The other day
Deep Evan asked me why I
have a personal preference for the five-fold alignment of Holmes
Basic. Because asking a blogger a direct question is free
license to do a self-indulgent post I have obliged my own ego to
answer the question here.
While the meat of the answer is perhaps
disappointingly dull--pure irrational, rosy-tinted nostalgia—I do
have some rather elaborate post-facto rationalizations for why I
still use it in the campaign.
But first let's back up and talk about
the short, cut-down-in-the glory-of-its-prime history of this
alignment scheme. Rearing its head in the blue book of the late
1970s, five-fold alignment as per the book (Holmes, Basic D&D page 8) is a gloriously
opaque and mystifying cosmic arrangement. Good and Evil were readily
grokable: the eternal “us” and “them” of the American mind,
Law and Chaos to one unfamiliar at the time with Poul Anderson and
Michael Moorcock slightly less (but the names evoked great ideas),
their axial interaction even more unclear.
That it was all illustrated with a
graph that placed unfamiliar monster types made it seem all the more inexplicable
(“ok so, teleporting dogs equal the good kind of law and dragons
made of brass are chaotic and good, got it”). Its vagueness left me
filling the void with strange and open-ended whimsy in what it all
meant.
Of course time spent around the endless
(yet enjoyable) exegesis of the OSR has rudely disabused me of my
naivete. It's fairly clear from remarks in Dragon #52 that
the good doctor never intended to have this alignment scheme at all,
preferring instead the traditional three-points of OD&D. The new
scheme was presumably added as a bridge to AD&D which was being
introduced piecemeal at the time.
The other piece that I find interesting
is that five-fold alignment appears to not have just been a truncated
and simplified presentation of the nine-point, pain-in-the-ass
alignment that all right-minded people loathe and despise, but likely
the “first draft” of what alignment was supposed to be in AD&D
circa 1976. Evidence for this can be found in Gary Gygax's article in
Strategic Review (Vol 2, #1) where he presents the expansion
beyond the Law-Chaos arrangement.
▬▬▬▬▬▬
▸ PROBLEM REQUIREMENTS: Write out, word for word, the part of the alignment post that opens with the words containing "The other piece" and closes with "the Law-Chaos arrangement.". Rely only on the blog post about five-fold alignment, not on the entries.
▬▬▬▬▬▬
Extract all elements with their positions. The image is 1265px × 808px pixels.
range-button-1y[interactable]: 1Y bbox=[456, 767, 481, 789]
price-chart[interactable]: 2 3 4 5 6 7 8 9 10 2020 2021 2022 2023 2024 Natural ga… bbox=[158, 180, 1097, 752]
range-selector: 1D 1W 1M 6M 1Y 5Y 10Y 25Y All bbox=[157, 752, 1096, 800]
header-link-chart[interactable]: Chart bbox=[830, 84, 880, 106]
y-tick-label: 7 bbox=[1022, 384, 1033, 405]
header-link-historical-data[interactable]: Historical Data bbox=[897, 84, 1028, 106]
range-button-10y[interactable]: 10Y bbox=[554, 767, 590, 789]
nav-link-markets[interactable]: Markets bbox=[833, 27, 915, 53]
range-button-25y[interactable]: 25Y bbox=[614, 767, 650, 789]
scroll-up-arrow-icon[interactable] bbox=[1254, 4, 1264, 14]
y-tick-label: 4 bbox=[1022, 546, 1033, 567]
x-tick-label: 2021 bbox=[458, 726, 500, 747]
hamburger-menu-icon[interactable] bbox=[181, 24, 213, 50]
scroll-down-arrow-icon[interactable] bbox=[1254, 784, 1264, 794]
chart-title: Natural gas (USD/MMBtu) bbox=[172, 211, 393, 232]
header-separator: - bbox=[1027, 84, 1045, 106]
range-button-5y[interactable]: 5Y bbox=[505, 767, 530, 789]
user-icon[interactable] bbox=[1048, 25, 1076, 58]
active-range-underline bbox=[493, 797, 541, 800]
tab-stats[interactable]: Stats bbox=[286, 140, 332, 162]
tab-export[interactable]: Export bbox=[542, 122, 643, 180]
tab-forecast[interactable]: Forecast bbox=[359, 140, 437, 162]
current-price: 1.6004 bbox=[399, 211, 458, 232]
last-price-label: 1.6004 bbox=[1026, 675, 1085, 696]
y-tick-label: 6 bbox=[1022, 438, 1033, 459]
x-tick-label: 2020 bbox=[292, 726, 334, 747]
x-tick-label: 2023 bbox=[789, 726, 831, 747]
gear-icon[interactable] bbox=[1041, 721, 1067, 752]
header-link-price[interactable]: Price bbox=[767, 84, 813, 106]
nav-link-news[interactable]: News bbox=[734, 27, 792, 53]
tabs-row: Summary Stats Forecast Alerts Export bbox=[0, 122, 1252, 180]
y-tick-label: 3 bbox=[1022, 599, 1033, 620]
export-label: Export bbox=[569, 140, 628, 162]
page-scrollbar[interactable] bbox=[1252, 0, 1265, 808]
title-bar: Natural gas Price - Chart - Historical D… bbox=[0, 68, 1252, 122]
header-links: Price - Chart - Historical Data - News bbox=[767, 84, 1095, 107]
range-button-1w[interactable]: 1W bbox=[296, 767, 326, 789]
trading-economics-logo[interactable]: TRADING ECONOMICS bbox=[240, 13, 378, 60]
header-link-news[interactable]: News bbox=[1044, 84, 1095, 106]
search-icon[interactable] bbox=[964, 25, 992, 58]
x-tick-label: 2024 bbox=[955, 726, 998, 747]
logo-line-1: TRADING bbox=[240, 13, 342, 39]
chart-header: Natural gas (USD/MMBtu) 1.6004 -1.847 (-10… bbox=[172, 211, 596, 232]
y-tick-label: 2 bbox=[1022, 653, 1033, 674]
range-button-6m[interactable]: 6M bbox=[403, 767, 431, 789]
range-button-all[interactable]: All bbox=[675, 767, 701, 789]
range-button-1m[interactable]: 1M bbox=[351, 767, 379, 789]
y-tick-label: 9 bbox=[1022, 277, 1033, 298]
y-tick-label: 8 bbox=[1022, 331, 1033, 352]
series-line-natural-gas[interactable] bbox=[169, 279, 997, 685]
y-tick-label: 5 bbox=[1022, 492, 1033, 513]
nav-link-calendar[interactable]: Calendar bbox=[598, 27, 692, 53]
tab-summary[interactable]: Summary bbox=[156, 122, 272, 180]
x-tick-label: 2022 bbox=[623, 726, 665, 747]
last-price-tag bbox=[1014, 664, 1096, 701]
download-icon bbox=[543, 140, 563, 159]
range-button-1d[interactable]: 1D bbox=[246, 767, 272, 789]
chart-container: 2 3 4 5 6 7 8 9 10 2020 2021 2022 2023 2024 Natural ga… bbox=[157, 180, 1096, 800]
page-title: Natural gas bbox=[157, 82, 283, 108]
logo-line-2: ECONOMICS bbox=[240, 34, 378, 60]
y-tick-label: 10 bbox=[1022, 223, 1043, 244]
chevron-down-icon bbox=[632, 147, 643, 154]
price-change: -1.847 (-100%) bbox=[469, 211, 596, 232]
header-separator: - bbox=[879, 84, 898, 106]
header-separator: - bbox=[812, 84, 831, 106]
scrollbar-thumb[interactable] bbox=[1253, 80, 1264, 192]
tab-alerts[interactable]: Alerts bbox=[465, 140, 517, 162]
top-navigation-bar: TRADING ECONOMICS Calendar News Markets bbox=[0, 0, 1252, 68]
▬▬▬▬▬▬
▸ EXERCISE RESULT:
The other piece that I find interesting
is that five-fold alignment appears to not have just been a truncated
and simplified presentation of the nine-point, pain-in-the-ass
alignment that all right-minded people loathe and despise, but likely
the “first draft” of what alignment was supposed to be in AD&D
circa 1976. Evidence for this can be found in Gary Gygax's article in
Strategic Review (Vol 2, #1) where he presents the expansion
beyond the Law-Chaos arrangement.